■ Problem: From the entries below, gather every line containing the string "text".

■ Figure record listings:
☆ ☆ ☆ ☆ ☆
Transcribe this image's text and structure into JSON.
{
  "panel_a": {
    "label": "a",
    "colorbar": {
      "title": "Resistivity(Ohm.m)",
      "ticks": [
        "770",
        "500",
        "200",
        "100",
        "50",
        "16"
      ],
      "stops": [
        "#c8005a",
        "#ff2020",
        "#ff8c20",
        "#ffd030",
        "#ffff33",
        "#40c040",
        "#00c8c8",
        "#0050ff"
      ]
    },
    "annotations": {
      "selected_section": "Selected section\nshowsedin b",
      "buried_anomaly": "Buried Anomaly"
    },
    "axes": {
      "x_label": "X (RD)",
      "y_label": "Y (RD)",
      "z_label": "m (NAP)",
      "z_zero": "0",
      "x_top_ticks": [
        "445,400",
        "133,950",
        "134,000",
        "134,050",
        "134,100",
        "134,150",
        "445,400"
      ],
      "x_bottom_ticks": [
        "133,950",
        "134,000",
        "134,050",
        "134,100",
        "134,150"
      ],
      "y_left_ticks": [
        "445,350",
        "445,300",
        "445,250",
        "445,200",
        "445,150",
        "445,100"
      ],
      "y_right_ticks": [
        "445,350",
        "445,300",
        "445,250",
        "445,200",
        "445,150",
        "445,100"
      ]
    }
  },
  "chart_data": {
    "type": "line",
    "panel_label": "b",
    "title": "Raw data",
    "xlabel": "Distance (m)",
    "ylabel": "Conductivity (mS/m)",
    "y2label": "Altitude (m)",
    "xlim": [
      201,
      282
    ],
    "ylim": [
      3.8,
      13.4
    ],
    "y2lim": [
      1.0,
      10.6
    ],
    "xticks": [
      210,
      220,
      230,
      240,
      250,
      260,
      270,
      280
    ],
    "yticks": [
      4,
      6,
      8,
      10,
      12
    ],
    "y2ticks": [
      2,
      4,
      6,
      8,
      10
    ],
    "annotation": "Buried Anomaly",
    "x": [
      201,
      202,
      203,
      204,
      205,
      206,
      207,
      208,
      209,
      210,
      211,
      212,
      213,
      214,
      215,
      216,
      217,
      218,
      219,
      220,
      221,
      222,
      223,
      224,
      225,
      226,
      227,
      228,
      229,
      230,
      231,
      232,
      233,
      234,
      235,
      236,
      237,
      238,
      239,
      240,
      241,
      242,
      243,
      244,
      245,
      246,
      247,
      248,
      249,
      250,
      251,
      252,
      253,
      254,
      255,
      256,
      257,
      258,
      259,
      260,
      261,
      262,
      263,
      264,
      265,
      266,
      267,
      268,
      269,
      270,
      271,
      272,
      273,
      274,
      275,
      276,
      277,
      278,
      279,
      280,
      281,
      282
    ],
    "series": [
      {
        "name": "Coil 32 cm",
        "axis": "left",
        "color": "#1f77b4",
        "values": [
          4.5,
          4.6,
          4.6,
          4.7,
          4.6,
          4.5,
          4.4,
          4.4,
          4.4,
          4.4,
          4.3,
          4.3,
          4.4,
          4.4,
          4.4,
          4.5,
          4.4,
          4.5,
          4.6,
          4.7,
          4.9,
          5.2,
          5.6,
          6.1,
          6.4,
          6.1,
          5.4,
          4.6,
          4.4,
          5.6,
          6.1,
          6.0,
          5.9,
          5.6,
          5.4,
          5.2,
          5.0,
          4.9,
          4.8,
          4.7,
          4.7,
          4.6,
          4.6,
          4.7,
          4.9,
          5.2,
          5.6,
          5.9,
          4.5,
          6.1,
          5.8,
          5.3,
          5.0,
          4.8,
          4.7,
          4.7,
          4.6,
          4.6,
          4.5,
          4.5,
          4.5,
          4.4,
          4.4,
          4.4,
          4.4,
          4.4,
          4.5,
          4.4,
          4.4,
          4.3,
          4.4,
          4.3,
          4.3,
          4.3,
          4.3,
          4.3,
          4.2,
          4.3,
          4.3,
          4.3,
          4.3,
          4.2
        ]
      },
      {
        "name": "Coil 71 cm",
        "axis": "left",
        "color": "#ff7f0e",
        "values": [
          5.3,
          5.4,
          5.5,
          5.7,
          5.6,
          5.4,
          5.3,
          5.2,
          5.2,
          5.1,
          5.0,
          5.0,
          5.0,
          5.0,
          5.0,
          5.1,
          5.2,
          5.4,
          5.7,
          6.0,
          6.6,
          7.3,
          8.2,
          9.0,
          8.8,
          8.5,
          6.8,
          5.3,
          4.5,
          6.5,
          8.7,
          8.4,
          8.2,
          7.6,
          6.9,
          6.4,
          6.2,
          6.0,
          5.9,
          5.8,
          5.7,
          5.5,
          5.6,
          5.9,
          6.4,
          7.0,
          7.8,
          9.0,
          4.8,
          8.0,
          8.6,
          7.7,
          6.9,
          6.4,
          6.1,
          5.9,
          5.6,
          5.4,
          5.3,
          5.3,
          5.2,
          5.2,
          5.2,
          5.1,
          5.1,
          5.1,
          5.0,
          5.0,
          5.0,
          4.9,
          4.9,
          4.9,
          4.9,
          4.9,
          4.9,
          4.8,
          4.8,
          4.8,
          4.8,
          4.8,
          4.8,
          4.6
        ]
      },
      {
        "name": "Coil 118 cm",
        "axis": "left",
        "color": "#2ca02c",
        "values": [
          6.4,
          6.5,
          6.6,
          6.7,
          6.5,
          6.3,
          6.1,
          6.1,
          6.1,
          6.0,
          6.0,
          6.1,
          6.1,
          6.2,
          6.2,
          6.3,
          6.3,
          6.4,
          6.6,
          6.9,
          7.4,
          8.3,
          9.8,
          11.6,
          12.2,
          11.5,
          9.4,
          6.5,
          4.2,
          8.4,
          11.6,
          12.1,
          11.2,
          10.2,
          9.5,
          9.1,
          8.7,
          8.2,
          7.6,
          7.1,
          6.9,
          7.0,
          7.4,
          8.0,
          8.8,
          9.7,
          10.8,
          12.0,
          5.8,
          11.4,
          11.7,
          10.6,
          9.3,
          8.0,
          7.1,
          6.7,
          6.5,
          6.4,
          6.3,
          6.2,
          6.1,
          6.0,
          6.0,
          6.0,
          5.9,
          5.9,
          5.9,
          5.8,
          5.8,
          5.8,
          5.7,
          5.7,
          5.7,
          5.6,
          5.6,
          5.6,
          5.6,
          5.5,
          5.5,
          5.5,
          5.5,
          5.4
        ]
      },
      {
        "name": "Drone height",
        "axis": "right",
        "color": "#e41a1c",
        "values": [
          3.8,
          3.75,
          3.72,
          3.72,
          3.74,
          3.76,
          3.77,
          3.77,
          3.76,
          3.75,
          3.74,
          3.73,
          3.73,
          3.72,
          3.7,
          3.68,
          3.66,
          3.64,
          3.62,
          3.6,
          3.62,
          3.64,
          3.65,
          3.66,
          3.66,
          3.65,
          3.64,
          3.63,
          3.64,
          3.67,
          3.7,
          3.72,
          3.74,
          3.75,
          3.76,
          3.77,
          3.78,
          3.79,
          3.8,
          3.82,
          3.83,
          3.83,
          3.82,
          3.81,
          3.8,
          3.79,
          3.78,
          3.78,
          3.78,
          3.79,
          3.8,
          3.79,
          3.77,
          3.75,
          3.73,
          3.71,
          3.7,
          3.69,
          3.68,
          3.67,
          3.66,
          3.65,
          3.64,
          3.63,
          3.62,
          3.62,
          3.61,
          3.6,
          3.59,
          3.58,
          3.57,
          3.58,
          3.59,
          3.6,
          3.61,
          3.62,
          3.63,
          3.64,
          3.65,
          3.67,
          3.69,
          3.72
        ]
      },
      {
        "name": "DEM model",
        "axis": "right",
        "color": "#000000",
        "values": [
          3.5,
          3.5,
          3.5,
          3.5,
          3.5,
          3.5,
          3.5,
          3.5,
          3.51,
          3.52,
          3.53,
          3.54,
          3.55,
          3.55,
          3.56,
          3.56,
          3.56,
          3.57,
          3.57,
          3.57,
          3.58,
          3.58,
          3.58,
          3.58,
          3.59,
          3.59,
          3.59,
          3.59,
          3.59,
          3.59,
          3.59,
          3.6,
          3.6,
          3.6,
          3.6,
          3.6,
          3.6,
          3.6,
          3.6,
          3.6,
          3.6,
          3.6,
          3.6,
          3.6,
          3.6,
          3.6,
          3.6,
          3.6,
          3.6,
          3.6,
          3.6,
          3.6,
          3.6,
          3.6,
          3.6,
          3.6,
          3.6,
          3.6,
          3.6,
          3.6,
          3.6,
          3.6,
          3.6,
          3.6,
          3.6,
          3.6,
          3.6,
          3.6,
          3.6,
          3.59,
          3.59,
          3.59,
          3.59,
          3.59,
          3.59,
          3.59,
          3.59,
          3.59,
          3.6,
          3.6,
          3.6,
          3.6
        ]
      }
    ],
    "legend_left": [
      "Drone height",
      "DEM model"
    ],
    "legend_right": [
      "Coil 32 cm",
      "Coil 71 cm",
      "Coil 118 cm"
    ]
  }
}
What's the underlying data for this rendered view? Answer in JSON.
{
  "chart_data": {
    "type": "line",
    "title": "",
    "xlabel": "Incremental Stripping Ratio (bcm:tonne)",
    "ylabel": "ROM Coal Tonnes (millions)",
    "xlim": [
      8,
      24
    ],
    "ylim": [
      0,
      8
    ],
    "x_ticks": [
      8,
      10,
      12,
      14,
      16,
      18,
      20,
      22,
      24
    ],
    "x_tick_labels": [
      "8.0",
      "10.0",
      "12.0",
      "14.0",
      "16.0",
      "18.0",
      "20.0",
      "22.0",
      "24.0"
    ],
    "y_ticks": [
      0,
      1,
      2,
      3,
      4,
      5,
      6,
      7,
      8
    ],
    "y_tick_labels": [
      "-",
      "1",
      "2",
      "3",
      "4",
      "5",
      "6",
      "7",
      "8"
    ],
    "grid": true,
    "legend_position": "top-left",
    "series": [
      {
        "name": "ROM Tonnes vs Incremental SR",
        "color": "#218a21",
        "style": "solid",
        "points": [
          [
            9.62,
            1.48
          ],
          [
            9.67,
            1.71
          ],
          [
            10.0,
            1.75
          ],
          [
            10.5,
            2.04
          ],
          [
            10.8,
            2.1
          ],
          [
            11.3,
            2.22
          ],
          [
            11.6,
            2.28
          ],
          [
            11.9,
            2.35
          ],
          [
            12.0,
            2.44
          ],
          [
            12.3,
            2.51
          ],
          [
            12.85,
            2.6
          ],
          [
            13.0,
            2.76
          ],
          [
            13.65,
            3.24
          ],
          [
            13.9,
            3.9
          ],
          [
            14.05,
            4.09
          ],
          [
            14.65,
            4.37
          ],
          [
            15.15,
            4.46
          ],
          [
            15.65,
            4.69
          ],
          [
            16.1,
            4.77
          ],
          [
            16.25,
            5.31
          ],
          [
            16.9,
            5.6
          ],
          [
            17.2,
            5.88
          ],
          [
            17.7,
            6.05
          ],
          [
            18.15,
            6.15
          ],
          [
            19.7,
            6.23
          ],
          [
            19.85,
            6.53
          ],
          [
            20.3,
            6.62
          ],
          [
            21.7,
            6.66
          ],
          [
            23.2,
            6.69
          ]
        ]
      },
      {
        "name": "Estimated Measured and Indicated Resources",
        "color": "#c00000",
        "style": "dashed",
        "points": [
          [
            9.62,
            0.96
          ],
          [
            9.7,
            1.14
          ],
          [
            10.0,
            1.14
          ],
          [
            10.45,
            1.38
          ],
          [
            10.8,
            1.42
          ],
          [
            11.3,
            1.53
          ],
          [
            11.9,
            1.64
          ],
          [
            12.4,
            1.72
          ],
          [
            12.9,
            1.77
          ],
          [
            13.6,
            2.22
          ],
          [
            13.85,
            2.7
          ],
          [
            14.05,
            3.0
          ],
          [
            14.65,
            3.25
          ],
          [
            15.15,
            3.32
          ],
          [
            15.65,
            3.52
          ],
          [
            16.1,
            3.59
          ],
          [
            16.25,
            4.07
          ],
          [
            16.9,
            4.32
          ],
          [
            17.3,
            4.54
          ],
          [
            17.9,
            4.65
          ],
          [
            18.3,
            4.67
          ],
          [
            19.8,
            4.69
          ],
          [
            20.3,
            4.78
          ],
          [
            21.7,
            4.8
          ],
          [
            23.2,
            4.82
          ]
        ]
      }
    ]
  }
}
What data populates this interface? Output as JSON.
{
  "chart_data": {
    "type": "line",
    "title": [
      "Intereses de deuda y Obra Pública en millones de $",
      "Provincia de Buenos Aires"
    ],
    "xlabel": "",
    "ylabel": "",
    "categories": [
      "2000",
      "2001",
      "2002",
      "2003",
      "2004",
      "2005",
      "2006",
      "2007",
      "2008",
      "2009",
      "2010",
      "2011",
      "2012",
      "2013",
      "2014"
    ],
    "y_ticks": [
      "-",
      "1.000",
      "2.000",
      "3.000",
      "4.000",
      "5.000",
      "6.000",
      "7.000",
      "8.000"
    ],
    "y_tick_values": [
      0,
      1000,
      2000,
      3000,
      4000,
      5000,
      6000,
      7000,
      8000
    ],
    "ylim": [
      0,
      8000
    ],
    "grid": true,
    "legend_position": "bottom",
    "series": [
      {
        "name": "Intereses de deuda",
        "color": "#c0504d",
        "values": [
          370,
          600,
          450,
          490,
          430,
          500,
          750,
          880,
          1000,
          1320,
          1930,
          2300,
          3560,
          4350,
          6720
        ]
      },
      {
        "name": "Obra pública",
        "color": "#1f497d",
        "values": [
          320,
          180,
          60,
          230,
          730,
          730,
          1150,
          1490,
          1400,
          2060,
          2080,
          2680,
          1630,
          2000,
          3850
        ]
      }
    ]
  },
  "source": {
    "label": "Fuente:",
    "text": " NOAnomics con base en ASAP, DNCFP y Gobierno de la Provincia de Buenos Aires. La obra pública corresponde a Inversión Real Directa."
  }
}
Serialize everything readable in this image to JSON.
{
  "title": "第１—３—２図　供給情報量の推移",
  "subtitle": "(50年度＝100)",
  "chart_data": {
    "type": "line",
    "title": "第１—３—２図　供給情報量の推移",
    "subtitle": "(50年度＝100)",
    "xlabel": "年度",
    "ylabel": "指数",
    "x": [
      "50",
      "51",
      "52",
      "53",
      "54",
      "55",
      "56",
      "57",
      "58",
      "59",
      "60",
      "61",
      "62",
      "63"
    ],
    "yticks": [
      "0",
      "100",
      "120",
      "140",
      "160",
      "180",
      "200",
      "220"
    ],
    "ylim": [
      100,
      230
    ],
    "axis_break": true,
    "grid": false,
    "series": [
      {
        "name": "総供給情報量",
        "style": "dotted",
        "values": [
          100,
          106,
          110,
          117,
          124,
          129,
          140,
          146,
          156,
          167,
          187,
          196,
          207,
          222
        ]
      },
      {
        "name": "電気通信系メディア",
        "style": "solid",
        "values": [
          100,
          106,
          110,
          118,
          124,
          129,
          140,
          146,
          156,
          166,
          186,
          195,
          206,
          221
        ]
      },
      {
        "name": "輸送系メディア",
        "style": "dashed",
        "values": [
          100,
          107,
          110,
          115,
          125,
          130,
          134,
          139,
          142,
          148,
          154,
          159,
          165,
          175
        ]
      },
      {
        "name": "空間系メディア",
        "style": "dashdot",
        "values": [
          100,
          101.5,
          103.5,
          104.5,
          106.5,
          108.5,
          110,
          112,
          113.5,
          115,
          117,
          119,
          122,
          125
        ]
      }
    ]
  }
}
☆ ☆ ☆ ☆ ☆
■ Expected answer:
Transcribe this image's text and structure into JSON.
    "text": " NOAnomics con base en ASAP, DNCFP y Gobierno de la Provincia de Buenos Aires. La obra pública corresponde a Inversión Real Directa."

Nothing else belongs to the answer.